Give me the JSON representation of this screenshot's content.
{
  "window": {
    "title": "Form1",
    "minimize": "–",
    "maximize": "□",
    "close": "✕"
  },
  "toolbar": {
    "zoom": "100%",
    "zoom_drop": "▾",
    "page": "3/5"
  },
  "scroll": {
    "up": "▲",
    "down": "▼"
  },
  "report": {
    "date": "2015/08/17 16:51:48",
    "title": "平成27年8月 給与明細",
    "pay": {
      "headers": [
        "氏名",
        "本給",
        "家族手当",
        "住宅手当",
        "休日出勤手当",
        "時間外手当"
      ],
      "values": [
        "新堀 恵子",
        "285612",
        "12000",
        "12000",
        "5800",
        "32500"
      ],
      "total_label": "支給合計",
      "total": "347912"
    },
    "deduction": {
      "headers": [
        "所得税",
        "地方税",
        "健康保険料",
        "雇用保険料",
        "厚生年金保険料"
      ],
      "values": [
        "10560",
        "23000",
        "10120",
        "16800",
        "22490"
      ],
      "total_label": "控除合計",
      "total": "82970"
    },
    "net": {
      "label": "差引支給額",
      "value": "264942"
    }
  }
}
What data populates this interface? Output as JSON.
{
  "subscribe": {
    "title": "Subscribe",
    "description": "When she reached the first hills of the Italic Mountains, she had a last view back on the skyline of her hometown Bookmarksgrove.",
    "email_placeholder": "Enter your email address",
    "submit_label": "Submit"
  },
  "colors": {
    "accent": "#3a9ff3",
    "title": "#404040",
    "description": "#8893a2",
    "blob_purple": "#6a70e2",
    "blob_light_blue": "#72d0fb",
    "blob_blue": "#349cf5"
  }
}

_YOUR TASK_: Emit the records above again, exactly, with no line skipped.

_EXERCISE RESULT_:
Give me the JSON representation of this screenshot's content.
{
  "window": {
    "title": "Form1",
    "minimize": "–",
    "maximize": "□",
    "close": "✕"
  },
  "toolbar": {
    "zoom": "100%",
    "zoom_drop": "▾",
    "page": "3/5"
  },
  "scroll": {
    "up": "▲",
    "down": "▼"
  },
  "report": {
    "date": "2015/08/17 16:51:48",
    "title": "平成27年8月 給与明細",
    "pay": {
      "headers": [
        "氏名",
        "本給",
        "家族手当",
        "住宅手当",
        "休日出勤手当",
        "時間外手当"
      ],
      "values": [
        "新堀 恵子",
        "285612",
        "12000",
        "12000",
        "5800",
        "32500"
      ],
      "total_label": "支給合計",
      "total": "347912"
    },
    "deduction": {
      "headers": [
        "所得税",
        "地方税",
        "健康保険料",
        "雇用保険料",
        "厚生年金保険料"
      ],
      "values": [
        "10560",
        "23000",
        "10120",
        "16800",
        "22490"
      ],
      "total_label": "控除合計",
      "total": "82970"
    },
    "net": {
      "label": "差引支給額",
      "value": "264942"
    }
  }
}
What data populates this interface? Output as JSON.
{
  "subscribe": {
    "title": "Subscribe",
    "description": "When she reached the first hills of the Italic Mountains, she had a last view back on the skyline of her hometown Bookmarksgrove.",
    "email_placeholder": "Enter your email address",
    "submit_label": "Submit"
  },
  "colors": {
    "accent": "#3a9ff3",
    "title": "#404040",
    "description": "#8893a2",
    "blob_purple": "#6a70e2",
    "blob_light_blue": "#72d0fb",
    "blob_blue": "#349cf5"
  }
}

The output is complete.